▸ **Data shown**:
----

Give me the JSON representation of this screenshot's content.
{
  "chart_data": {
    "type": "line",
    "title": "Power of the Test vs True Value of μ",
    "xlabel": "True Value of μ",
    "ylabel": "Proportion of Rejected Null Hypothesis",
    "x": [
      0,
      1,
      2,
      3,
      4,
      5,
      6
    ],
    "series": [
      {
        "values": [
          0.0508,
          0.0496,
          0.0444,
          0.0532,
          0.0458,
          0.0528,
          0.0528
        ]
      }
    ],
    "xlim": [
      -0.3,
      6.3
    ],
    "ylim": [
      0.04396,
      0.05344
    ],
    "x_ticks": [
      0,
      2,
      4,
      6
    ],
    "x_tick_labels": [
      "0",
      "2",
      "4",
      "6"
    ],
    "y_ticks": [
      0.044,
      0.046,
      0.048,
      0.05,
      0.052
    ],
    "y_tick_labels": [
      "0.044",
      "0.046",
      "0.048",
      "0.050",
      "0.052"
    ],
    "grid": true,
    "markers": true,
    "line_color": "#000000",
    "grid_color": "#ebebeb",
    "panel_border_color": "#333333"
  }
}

----

▸ **Exercise**: Extract the entries above verbatim.

▸ **Exercise output**:
Give me the JSON representation of this screenshot's content.
{
  "chart_data": {
    "type": "line",
    "title": "Power of the Test vs True Value of μ",
    "xlabel": "True Value of μ",
    "ylabel": "Proportion of Rejected Null Hypothesis",
    "x": [
      0,
      1,
      2,
      3,
      4,
      5,
      6
    ],
    "series": [
      {
        "values": [
          0.0508,
          0.0496,
          0.0444,
          0.0532,
          0.0458,
          0.0528,
          0.0528
        ]
      }
    ],
    "xlim": [
      -0.3,
      6.3
    ],
    "ylim": [
      0.04396,
      0.05344
    ],
    "x_ticks": [
      0,
      2,
      4,
      6
    ],
    "x_tick_labels": [
      "0",
      "2",
      "4",
      "6"
    ],
    "y_ticks": [
      0.044,
      0.046,
      0.048,
      0.05,
      0.052
    ],
    "y_tick_labels": [
      "0.044",
      "0.046",
      "0.048",
      "0.050",
      "0.052"
    ],
    "grid": true,
    "markers": true,
    "line_color": "#000000",
    "grid_color": "#ebebeb",
    "panel_border_color": "#333333"
  }
}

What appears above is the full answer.